▸ TASK TO CARRY OUT:
Examine the entries below, count the lines holding the string "sessions", and respond with the number only.

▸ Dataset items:
********

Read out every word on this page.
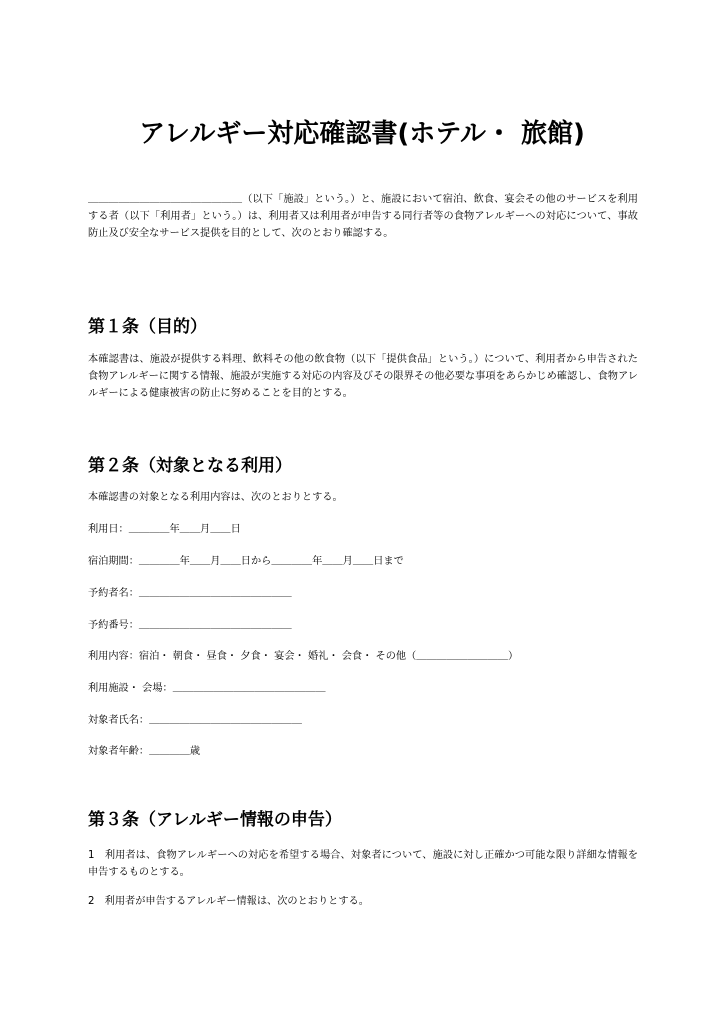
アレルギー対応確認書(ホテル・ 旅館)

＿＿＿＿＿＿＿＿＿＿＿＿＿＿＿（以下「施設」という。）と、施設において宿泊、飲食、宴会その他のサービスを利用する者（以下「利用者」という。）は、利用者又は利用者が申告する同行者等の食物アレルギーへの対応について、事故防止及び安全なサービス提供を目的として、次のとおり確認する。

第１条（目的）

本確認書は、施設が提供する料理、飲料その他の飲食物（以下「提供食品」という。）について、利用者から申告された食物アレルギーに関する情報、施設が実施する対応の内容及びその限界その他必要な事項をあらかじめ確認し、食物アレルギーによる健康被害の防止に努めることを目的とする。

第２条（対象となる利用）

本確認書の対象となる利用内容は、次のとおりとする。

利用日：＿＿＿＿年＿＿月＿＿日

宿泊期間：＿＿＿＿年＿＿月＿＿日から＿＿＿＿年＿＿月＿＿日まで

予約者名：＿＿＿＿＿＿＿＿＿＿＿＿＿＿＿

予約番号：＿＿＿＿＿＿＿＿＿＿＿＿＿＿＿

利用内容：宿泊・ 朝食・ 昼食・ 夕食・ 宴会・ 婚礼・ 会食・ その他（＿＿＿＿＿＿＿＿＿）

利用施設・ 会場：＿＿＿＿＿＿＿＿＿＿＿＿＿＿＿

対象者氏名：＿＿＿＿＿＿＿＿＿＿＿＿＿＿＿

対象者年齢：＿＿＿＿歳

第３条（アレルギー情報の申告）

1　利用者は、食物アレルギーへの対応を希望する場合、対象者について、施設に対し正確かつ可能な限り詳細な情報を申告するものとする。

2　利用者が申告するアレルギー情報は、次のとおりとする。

********

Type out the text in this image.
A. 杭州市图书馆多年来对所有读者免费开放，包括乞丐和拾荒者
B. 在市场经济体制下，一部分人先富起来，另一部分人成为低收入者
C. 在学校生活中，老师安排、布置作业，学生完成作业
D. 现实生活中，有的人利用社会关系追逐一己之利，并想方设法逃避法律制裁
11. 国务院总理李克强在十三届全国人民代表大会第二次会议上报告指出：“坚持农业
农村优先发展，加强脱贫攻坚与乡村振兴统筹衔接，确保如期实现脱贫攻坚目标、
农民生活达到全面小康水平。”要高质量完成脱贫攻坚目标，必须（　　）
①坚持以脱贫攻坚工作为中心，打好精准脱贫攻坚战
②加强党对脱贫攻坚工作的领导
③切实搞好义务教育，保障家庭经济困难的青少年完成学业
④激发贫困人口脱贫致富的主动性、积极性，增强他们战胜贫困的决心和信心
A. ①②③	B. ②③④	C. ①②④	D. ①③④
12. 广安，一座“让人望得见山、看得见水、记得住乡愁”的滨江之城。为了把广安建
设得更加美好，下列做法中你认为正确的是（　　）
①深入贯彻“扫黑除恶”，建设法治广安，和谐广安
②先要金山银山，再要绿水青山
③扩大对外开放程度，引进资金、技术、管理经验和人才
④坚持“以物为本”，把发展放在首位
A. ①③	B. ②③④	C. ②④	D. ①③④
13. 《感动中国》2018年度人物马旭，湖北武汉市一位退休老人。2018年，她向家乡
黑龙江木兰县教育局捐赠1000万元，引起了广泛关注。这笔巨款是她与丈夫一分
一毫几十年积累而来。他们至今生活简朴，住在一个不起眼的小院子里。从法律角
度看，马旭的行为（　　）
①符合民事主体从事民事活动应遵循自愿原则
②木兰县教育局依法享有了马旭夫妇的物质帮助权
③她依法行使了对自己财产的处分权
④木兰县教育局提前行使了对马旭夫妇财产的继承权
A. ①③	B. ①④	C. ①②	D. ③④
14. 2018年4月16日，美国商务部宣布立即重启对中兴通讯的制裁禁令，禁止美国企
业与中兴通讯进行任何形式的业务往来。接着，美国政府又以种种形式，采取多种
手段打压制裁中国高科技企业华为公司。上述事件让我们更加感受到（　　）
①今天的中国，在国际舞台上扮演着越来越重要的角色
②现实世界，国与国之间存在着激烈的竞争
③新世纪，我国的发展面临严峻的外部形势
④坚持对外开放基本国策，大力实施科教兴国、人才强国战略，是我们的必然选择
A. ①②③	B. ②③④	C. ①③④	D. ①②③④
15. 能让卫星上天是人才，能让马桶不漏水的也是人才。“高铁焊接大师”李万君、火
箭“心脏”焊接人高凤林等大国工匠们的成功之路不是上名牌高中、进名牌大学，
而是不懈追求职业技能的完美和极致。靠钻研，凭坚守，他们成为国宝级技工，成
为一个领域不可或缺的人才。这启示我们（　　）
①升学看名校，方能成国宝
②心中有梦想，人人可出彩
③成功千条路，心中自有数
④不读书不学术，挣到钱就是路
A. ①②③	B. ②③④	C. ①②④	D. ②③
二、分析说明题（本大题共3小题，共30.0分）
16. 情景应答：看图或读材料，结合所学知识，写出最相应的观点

********

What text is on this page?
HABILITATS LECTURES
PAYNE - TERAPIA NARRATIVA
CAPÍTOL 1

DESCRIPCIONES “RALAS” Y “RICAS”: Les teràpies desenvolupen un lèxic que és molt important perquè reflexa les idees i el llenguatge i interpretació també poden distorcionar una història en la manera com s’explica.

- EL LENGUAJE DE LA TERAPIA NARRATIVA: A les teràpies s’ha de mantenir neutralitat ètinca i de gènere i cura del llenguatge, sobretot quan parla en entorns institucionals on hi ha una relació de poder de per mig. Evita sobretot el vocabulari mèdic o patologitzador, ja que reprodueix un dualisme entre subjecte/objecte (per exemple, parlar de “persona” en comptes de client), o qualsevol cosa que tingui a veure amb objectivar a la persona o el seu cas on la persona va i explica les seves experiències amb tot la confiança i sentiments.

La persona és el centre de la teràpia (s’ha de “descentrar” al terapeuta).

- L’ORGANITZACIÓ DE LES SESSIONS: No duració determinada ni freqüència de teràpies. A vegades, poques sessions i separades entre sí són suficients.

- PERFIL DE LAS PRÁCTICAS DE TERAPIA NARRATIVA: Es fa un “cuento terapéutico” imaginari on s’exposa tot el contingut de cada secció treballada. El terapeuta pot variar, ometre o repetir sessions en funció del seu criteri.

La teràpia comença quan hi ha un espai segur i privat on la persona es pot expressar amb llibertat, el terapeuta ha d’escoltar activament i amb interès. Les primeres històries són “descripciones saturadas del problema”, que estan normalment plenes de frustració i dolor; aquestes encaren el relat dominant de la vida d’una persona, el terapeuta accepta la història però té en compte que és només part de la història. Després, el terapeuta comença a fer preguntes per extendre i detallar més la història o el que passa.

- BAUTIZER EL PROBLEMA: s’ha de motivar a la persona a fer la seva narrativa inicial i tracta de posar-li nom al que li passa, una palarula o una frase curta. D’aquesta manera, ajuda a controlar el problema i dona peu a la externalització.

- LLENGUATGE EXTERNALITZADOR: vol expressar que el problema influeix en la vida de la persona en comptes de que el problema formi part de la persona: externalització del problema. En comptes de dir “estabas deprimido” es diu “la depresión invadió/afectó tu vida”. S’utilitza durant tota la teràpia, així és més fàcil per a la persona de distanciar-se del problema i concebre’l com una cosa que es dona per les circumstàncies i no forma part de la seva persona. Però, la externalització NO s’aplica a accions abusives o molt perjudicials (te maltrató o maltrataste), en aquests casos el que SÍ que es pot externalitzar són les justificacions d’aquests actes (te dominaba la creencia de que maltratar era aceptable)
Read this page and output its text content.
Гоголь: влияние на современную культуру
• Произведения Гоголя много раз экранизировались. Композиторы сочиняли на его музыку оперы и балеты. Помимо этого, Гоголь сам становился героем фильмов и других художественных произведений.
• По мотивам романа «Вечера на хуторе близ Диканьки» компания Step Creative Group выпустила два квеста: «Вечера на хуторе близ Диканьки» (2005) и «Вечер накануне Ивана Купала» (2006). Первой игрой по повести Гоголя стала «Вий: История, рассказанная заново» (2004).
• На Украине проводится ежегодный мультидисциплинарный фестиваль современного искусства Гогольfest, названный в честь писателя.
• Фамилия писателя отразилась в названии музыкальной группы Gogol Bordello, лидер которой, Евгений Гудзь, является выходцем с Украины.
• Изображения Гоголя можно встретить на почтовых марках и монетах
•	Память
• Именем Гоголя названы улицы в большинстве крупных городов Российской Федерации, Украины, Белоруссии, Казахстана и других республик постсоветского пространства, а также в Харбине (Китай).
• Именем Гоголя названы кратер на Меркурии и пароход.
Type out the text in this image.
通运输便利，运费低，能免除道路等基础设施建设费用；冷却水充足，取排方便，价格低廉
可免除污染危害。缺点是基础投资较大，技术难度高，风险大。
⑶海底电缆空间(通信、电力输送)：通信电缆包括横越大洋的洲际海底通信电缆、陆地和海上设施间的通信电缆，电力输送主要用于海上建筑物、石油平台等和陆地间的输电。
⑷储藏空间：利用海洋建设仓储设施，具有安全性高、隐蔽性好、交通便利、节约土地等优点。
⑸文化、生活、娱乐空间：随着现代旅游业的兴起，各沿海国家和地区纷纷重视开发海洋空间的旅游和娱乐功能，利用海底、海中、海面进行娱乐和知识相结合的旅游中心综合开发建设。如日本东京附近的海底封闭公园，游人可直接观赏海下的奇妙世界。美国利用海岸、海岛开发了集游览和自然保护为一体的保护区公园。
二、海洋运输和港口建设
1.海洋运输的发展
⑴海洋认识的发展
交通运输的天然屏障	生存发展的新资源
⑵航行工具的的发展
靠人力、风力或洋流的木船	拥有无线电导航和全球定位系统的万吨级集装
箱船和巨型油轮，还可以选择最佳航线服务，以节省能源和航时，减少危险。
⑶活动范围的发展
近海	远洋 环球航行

********

▸ TASK RESULT:
2